(Part of a data file)
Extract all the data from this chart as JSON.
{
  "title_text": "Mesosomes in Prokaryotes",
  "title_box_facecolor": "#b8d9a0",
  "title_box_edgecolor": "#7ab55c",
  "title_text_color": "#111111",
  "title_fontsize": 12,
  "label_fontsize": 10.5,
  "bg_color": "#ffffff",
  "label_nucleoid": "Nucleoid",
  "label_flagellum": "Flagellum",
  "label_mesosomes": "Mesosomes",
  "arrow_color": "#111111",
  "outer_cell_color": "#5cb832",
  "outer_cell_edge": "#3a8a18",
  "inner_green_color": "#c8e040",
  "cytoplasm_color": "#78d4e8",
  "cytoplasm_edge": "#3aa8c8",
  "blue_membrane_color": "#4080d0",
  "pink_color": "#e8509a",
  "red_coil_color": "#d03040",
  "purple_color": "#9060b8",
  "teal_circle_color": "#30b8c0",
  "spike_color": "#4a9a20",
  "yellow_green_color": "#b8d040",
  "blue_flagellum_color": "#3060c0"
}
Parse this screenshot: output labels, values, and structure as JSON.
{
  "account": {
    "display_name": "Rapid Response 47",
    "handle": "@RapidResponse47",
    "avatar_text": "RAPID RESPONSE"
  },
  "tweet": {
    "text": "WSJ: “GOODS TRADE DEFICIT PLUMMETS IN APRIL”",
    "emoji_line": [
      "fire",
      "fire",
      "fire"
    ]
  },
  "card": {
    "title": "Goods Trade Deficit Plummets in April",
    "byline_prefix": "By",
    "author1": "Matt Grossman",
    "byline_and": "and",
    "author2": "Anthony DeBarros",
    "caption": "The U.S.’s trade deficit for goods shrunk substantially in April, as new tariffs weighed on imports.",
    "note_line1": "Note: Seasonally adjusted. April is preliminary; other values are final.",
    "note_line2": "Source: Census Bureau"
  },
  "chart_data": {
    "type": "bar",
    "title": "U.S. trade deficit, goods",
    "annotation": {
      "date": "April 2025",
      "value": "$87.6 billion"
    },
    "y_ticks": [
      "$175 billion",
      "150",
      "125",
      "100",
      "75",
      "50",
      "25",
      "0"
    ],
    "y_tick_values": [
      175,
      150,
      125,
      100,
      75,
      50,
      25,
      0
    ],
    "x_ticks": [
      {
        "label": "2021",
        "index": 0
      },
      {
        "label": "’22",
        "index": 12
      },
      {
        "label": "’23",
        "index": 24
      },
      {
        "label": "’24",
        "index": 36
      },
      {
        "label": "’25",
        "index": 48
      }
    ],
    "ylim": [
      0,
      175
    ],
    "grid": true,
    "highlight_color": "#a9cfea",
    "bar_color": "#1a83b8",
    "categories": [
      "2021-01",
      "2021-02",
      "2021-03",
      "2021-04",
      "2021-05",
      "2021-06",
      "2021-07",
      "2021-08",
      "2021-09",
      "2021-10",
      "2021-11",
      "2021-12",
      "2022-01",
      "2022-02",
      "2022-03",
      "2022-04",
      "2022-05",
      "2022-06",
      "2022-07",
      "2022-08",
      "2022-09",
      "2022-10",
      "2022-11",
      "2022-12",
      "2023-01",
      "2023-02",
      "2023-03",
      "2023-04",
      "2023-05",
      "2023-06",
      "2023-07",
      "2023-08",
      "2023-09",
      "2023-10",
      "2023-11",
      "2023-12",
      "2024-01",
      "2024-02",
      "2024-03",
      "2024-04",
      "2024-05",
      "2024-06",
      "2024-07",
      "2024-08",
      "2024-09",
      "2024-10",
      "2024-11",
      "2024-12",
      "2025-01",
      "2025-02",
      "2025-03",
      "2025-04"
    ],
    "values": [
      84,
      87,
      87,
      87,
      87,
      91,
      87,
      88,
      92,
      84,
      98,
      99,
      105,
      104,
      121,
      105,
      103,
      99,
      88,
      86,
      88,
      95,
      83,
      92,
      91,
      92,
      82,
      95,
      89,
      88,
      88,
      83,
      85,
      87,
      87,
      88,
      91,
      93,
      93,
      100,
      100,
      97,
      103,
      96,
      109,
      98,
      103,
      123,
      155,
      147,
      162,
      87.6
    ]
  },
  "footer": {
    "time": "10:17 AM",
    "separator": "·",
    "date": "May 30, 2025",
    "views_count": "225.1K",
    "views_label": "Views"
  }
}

- TASK GOAL -
Would you reproduce the material above in full, exactly as given?

- EXPECTED ANSWER -
Extract all the data from this chart as JSON.
{
  "title_text": "Mesosomes in Prokaryotes",
  "title_box_facecolor": "#b8d9a0",
  "title_box_edgecolor": "#7ab55c",
  "title_text_color": "#111111",
  "title_fontsize": 12,
  "label_fontsize": 10.5,
  "bg_color": "#ffffff",
  "label_nucleoid": "Nucleoid",
  "label_flagellum": "Flagellum",
  "label_mesosomes": "Mesosomes",
  "arrow_color": "#111111",
  "outer_cell_color": "#5cb832",
  "outer_cell_edge": "#3a8a18",
  "inner_green_color": "#c8e040",
  "cytoplasm_color": "#78d4e8",
  "cytoplasm_edge": "#3aa8c8",
  "blue_membrane_color": "#4080d0",
  "pink_color": "#e8509a",
  "red_coil_color": "#d03040",
  "purple_color": "#9060b8",
  "teal_circle_color": "#30b8c0",
  "spike_color": "#4a9a20",
  "yellow_green_color": "#b8d040",
  "blue_flagellum_color": "#3060c0"
}
Parse this screenshot: output labels, values, and structure as JSON.
{
  "account": {
    "display_name": "Rapid Response 47",
    "handle": "@RapidResponse47",
    "avatar_text": "RAPID RESPONSE"
  },
  "tweet": {
    "text": "WSJ: “GOODS TRADE DEFICIT PLUMMETS IN APRIL”",
    "emoji_line": [
      "fire",
      "fire",
      "fire"
    ]
  },
  "card": {
    "title": "Goods Trade Deficit Plummets in April",
    "byline_prefix": "By",
    "author1": "Matt Grossman",
    "byline_and": "and",
    "author2": "Anthony DeBarros",
    "caption": "The U.S.’s trade deficit for goods shrunk substantially in April, as new tariffs weighed on imports.",
    "note_line1": "Note: Seasonally adjusted. April is preliminary; other values are final.",
    "note_line2": "Source: Census Bureau"
  },
  "chart_data": {
    "type": "bar",
    "title": "U.S. trade deficit, goods",
    "annotation": {
      "date": "April 2025",
      "value": "$87.6 billion"
    },
    "y_ticks": [
      "$175 billion",
      "150",
      "125",
      "100",
      "75",
      "50",
      "25",
      "0"
    ],
    "y_tick_values": [
      175,
      150,
      125,
      100,
      75,
      50,
      25,
      0
    ],
    "x_ticks": [
      {
        "label": "2021",
        "index": 0
      },
      {
        "label": "’22",
        "index": 12
      },
      {
        "label": "’23",
        "index": 24
      },
      {
        "label": "’24",
        "index": 36
      },
      {
        "label": "’25",
        "index": 48
      }
    ],
    "ylim": [
      0,
      175
    ],
    "grid": true,
    "highlight_color": "#a9cfea",
    "bar_color": "#1a83b8",
    "categories": [
      "2021-01",
      "2021-02",
      "2021-03",
      "2021-04",
      "2021-05",
      "2021-06",
      "2021-07",
      "2021-08",
      "2021-09",
      "2021-10",
      "2021-11",
      "2021-12",
      "2022-01",
      "2022-02",
      "2022-03",
      "2022-04",
      "2022-05",
      "2022-06",
      "2022-07",
      "2022-08",
      "2022-09",
      "2022-10",
      "2022-11",
      "2022-12",
      "2023-01",
      "2023-02",
      "2023-03",
      "2023-04",
      "2023-05",
      "2023-06",
      "2023-07",
      "2023-08",
      "2023-09",
      "2023-10",
      "2023-11",
      "2023-12",
      "2024-01",
      "2024-02",
      "2024-03",
      "2024-04",
      "2024-05",
      "2024-06",
      "2024-07",
      "2024-08",
      "2024-09",
      "2024-10",
      "2024-11",
      "2024-12",
      "2025-01",
      "2025-02",
      "2025-03",
      "2025-04"
    ],
    "values": [
      84,
      87,
      87,
      87,
      87,
      91,
      87,
      88,
      92,
      84,
      98,
      99,
      105,
      104,
      121,
      105,
      103,
      99,
      88,
      86,
      88,
      95,
      83,
      92,
      91,
      92,
      82,
      95,
      89,
      88,
      88,
      83,
      85,
      87,
      87,
      88,
      91,
      93,
      93,
      100,
      100,
      97,
      103,
      96,
      109,
      98,
      103,
      123,
      155,
      147,
      162,
      87.6
    ]
  },
  "footer": {
    "time": "10:17 AM",
    "separator": "·",
    "date": "May 30, 2025",
    "views_count": "225.1K",
    "views_label": "Views"
  }
}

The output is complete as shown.